** BEGIN Provided data **
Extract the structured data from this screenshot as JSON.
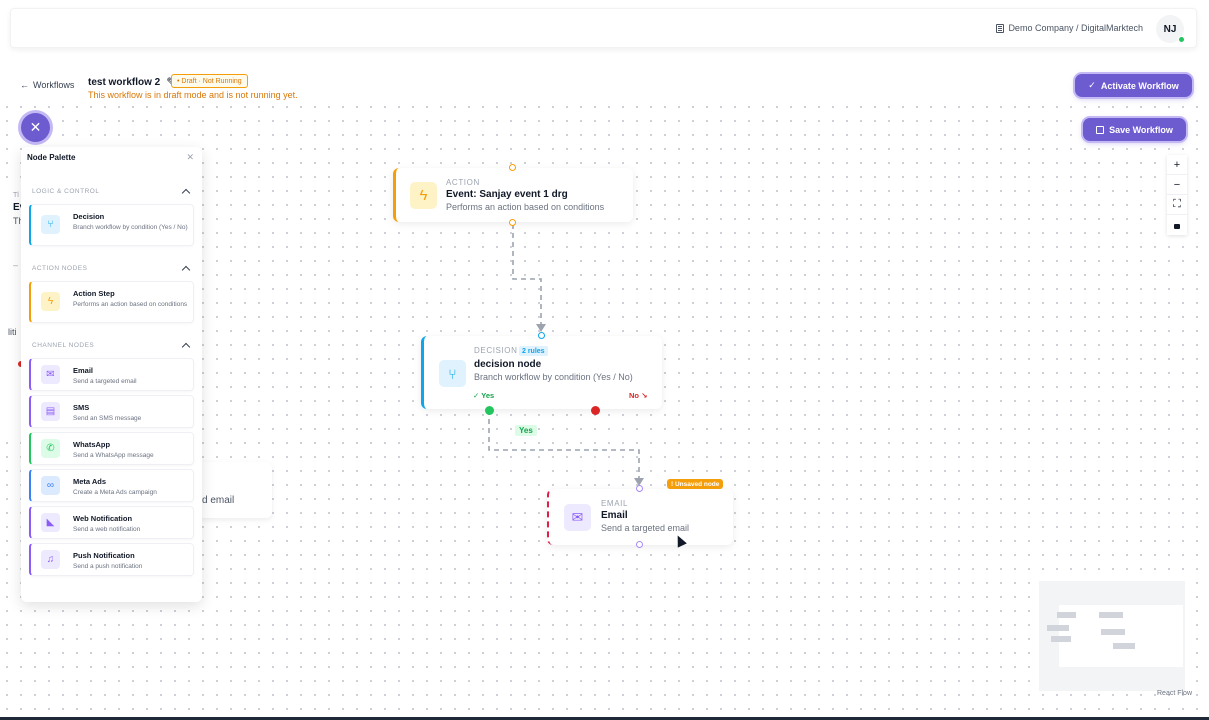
{
  "topbar": {
    "company": "Demo Company / DigitalMarktech",
    "avatar_initials": "NJ"
  },
  "header": {
    "back_label": "Workflows",
    "workflow_name": "test workflow 2",
    "status_badge": "• Draft · Not Running",
    "draft_message": "This workflow is in draft mode and is not running yet.",
    "activate_label": "Activate Workflow",
    "save_label": "Save Workflow"
  },
  "background": {
    "panel_fragments": [
      "Tl",
      "Ev",
      "Th",
      "–",
      "liti"
    ],
    "hidden_node_desc": "d email"
  },
  "palette": {
    "title": "Node Palette",
    "sections": [
      {
        "label": "LOGIC & CONTROL",
        "items": [
          {
            "name": "Decision",
            "desc": "Branch workflow by condition (Yes / No)",
            "color": "#0ea5e9",
            "icon": "branch-icon"
          }
        ]
      },
      {
        "label": "ACTION NODES",
        "items": [
          {
            "name": "Action Step",
            "desc": "Performs an action based on conditions",
            "color": "#f59e0b",
            "icon": "bolt-icon"
          }
        ]
      },
      {
        "label": "CHANNEL NODES",
        "items": [
          {
            "name": "Email",
            "desc": "Send a targeted email",
            "color": "#8b5cf6",
            "icon": "mail-icon"
          },
          {
            "name": "SMS",
            "desc": "Send an SMS message",
            "color": "#8b5cf6",
            "icon": "chat-icon"
          },
          {
            "name": "WhatsApp",
            "desc": "Send a WhatsApp message",
            "color": "#22c55e",
            "icon": "whatsapp-icon"
          },
          {
            "name": "Meta Ads",
            "desc": "Create a Meta Ads campaign",
            "color": "#3b82f6",
            "icon": "meta-icon"
          },
          {
            "name": "Web Notification",
            "desc": "Send a web notification",
            "color": "#8b5cf6",
            "icon": "megaphone-icon"
          },
          {
            "name": "Push Notification",
            "desc": "Send a push notification",
            "color": "#8b5cf6",
            "icon": "bell-icon"
          }
        ]
      }
    ]
  },
  "nodes": {
    "action": {
      "type": "ACTION",
      "name": "Event: Sanjay event 1 drg",
      "desc": "Performs an action based on conditions"
    },
    "decision": {
      "type": "DECISION",
      "rules": "2 rules",
      "name": "decision node",
      "desc": "Branch workflow by condition (Yes / No)",
      "yes": "✓ Yes",
      "no": "No ↘"
    },
    "email": {
      "type": "EMAIL",
      "name": "Email",
      "desc": "Send a targeted email",
      "badge": "! Unsaved node"
    }
  },
  "edge_label": "Yes",
  "zoom": {
    "in": "+",
    "out": "−"
  },
  "credit": "React Flow",
  "colors": {
    "accent": "#6d5bd0",
    "action": "#f59e0b",
    "decision": "#0ea5e9",
    "email": "#8b5cf6",
    "yes": "#16a34a",
    "no": "#dc2626",
    "unsaved": "#e11d48"
  }
}
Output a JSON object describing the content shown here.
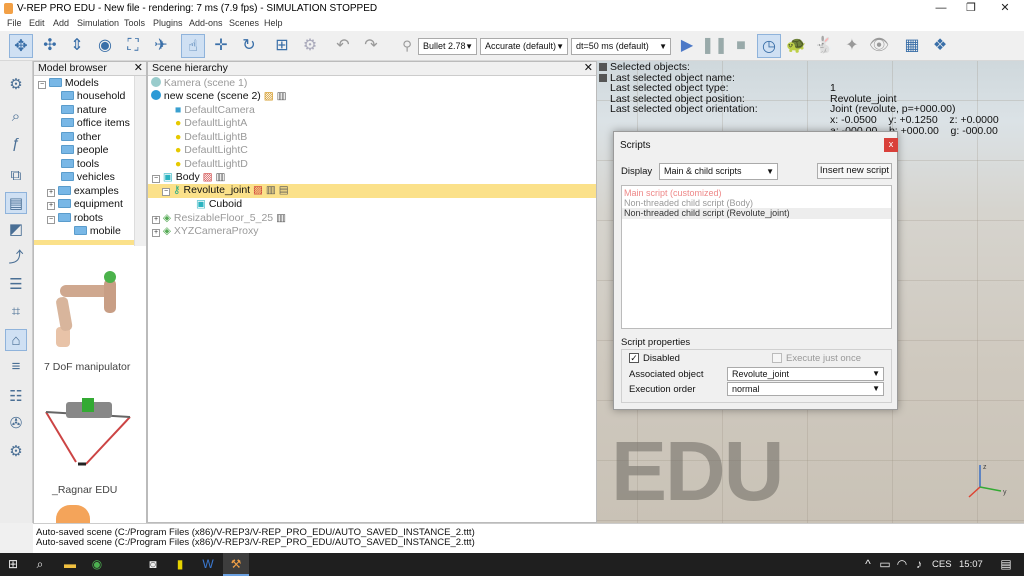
{
  "window": {
    "title": "V-REP PRO EDU - New file - rendering: 7 ms (7.9 fps) - SIMULATION STOPPED",
    "min": "—",
    "max": "❐",
    "close": "✕"
  },
  "menu": [
    "File",
    "Edit",
    "Add",
    "Simulation",
    "Tools",
    "Plugins",
    "Add-ons",
    "Scenes",
    "Help"
  ],
  "toolbar": {
    "engine": "Bullet 2.78",
    "accuracy": "Accurate (default)",
    "dt": "dt=50 ms (default)"
  },
  "model_browser": {
    "title": "Model browser",
    "close": "✕",
    "items": [
      "Models",
      "household",
      "nature",
      "office items",
      "other",
      "people",
      "tools",
      "vehicles",
      "examples",
      "equipment",
      "robots",
      "mobile"
    ],
    "thumbs": [
      "7 DoF manipulator",
      "_Ragnar EDU"
    ]
  },
  "hierarchy": {
    "title": "Scene hierarchy",
    "close": "✕",
    "items": [
      "Kamera (scene 1)",
      "new scene (scene 2)",
      "DefaultCamera",
      "DefaultLightA",
      "DefaultLightB",
      "DefaultLightC",
      "DefaultLightD",
      "Body",
      "Revolute_joint",
      "Cuboid",
      "ResizableFloor_5_25",
      "XYZCameraProxy"
    ]
  },
  "info": {
    "labels": [
      "Selected objects:",
      "Last selected object name:",
      "Last selected object type:",
      "Last selected object position:",
      "Last selected object orientation:"
    ],
    "values": [
      "1",
      "Revolute_joint",
      "Joint (revolute, p=+000.00)",
      "x: -0.0500    y: +0.1250    z: +0.0000",
      "a: -000.00    b: +000.00    g: -000.00"
    ]
  },
  "watermark": "EDU",
  "scripts_dialog": {
    "title": "Scripts",
    "close": "x",
    "display_label": "Display",
    "display_value": "Main & child scripts",
    "insert_button": "Insert new script",
    "scripts": [
      "Main script (customized)",
      "Non-threaded child script (Body)",
      "Non-threaded child script (Revolute_joint)"
    ],
    "props_title": "Script properties",
    "disabled_label": "Disabled",
    "disabled_checked": true,
    "exec_once_label": "Execute just once",
    "assoc_label": "Associated object",
    "assoc_value": "Revolute_joint",
    "order_label": "Execution order",
    "order_value": "normal"
  },
  "status": [
    "Auto-saved scene (C:/Program Files (x86)/V-REP3/V-REP_PRO_EDU/AUTO_SAVED_INSTANCE_2.ttt)",
    "Auto-saved scene (C:/Program Files (x86)/V-REP3/V-REP_PRO_EDU/AUTO_SAVED_INSTANCE_2.ttt)"
  ],
  "taskbar": {
    "lang": "CES",
    "time": "15:07"
  },
  "colors": {
    "accent": "#3a6fa8",
    "selected_row": "#fbe18a",
    "dialog_close": "#d9403a"
  }
}
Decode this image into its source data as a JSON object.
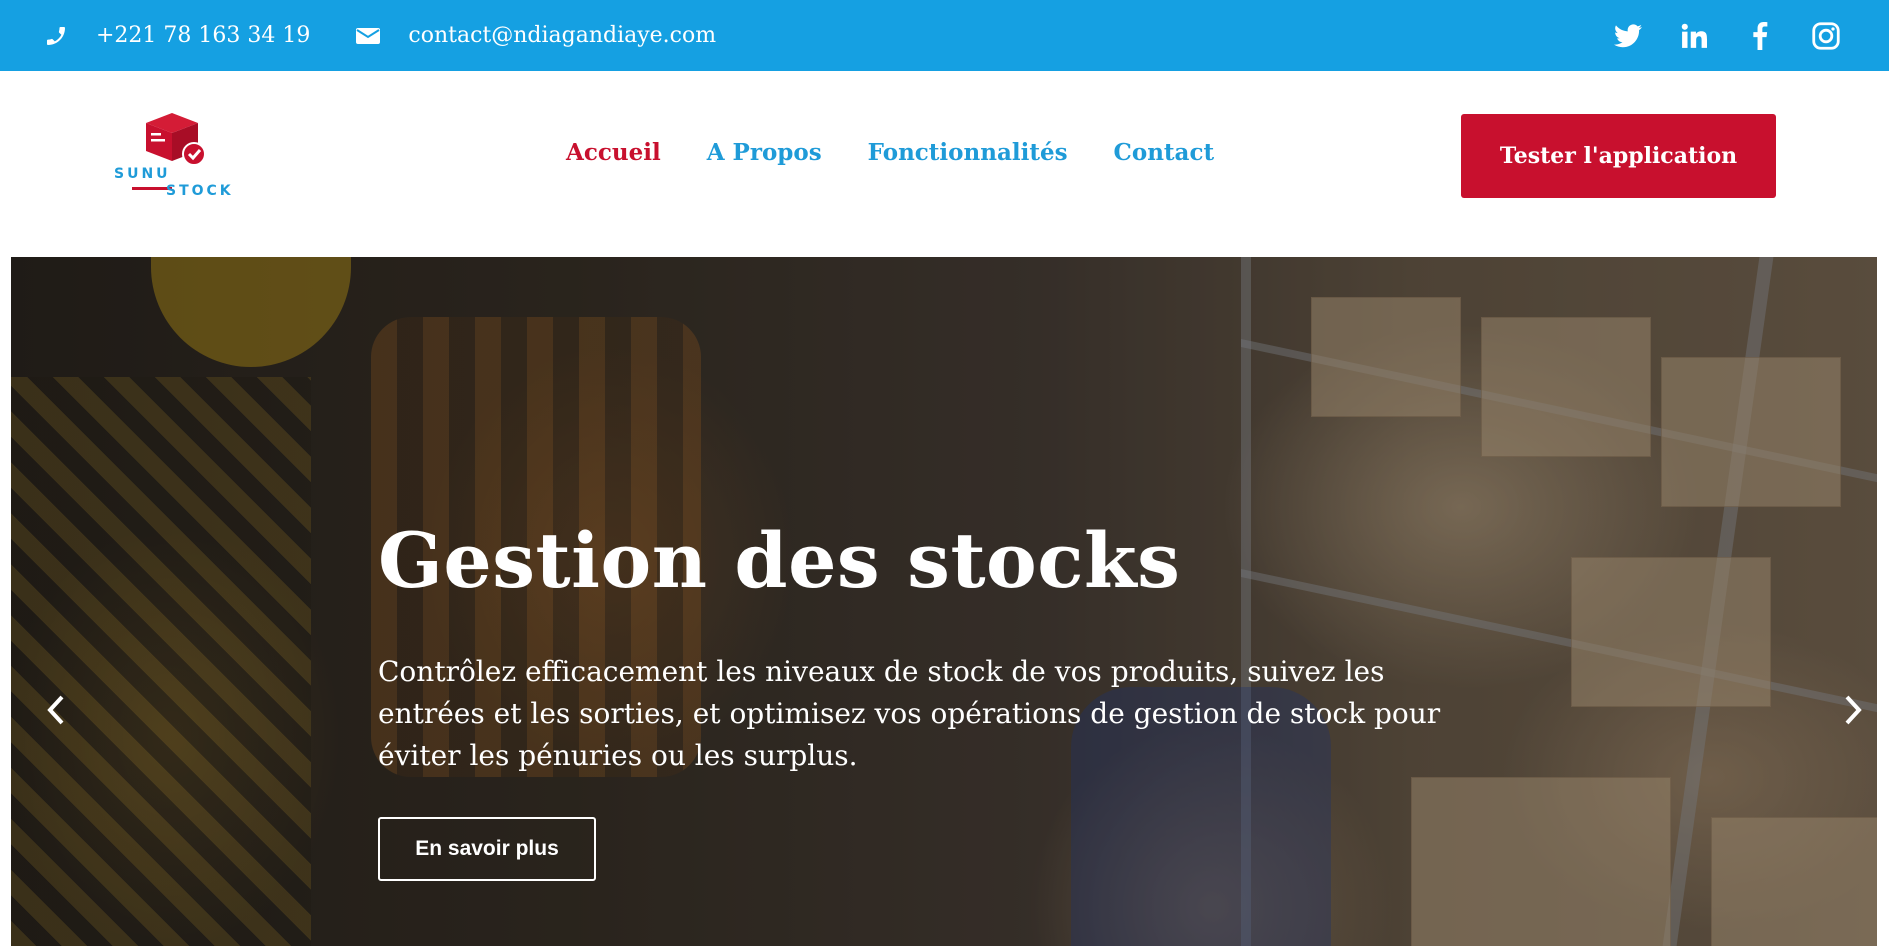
{
  "topbar": {
    "phone": "+221 78 163 34 19",
    "email": "contact@ndiagandiaye.com",
    "phone_icon": "phone-icon",
    "email_icon": "envelope-icon",
    "socials": [
      "twitter-icon",
      "linkedin-icon",
      "facebook-icon",
      "instagram-icon"
    ],
    "background": "#15a0e2"
  },
  "logo": {
    "word1": "SUNU",
    "word2": "STOCK",
    "brand_red": "#c8102e",
    "brand_blue": "#1f9bd8"
  },
  "nav": {
    "items": [
      {
        "label": "Accueil",
        "active": true
      },
      {
        "label": "A Propos"
      },
      {
        "label": "Fonctionnalités"
      },
      {
        "label": "Contact"
      }
    ]
  },
  "cta": {
    "label": "Tester l'application"
  },
  "hero": {
    "title": "Gestion des stocks",
    "text": "Contrôlez efficacement les niveaux de stock de vos produits, suivez les entrées et les sorties, et optimisez vos opérations de gestion de stock pour éviter les pénuries ou les surplus.",
    "button": "En savoir plus",
    "prev_icon": "chevron-left-icon",
    "next_icon": "chevron-right-icon"
  }
}
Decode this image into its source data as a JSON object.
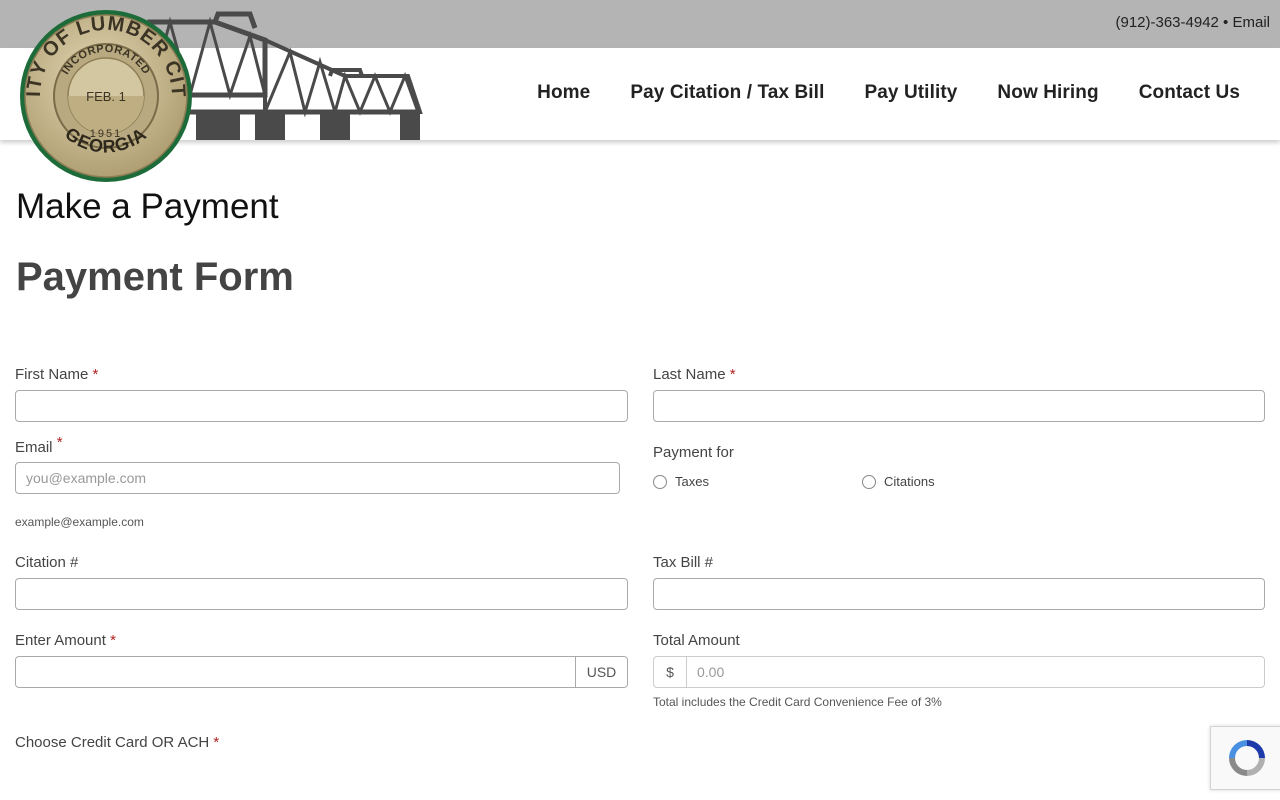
{
  "topbar": {
    "phone": "(912)-363-4942",
    "separator": " • ",
    "email_label": "Email"
  },
  "seal": {
    "top_text": "CITY OF LUMBER CITY",
    "ring_text": "INCORPORATED",
    "date": "FEB. 1",
    "year": "1951",
    "bottom_text": "GEORGIA"
  },
  "nav": {
    "items": [
      {
        "label": "Home"
      },
      {
        "label": "Pay Citation / Tax Bill"
      },
      {
        "label": "Pay Utility"
      },
      {
        "label": "Now Hiring"
      },
      {
        "label": "Contact Us"
      }
    ]
  },
  "page": {
    "title": "Make a Payment",
    "form_title": "Payment Form"
  },
  "form": {
    "required_mark": "*",
    "first_name": {
      "label": "First Name",
      "value": ""
    },
    "last_name": {
      "label": "Last Name",
      "value": ""
    },
    "email": {
      "label": "Email",
      "placeholder": "you@example.com",
      "hint": "example@example.com"
    },
    "payment_for": {
      "label": "Payment for",
      "options": [
        "Taxes",
        "Citations"
      ]
    },
    "citation": {
      "label": "Citation #"
    },
    "tax_bill": {
      "label": "Tax Bill #"
    },
    "amount": {
      "label": "Enter Amount",
      "currency": "USD"
    },
    "total": {
      "label": "Total Amount",
      "prefix": "$",
      "placeholder": "0.00",
      "note": "Total includes the Credit Card Convenience Fee of 3%"
    },
    "method": {
      "label": "Choose Credit Card OR ACH"
    }
  },
  "colors": {
    "seal_green": "#1e6b3a",
    "seal_gold": "#c9b98a",
    "bridge": "#4a4a4a",
    "required": "#b22222"
  }
}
** END Provided data **
# Brief
Find all lines where the word "Program" appears. Copy them.

# Output below
    "Auto-saved scene (C:/Program Files (x86)/V-REP3/V-REP_PRO_EDU/AUTO_SAVED_INSTANCE_2.ttt)",
    "Auto-saved scene (C:/Program Files (x86)/V-REP3/V-REP_PRO_EDU/AUTO_SAVED_INSTANCE_2.ttt)"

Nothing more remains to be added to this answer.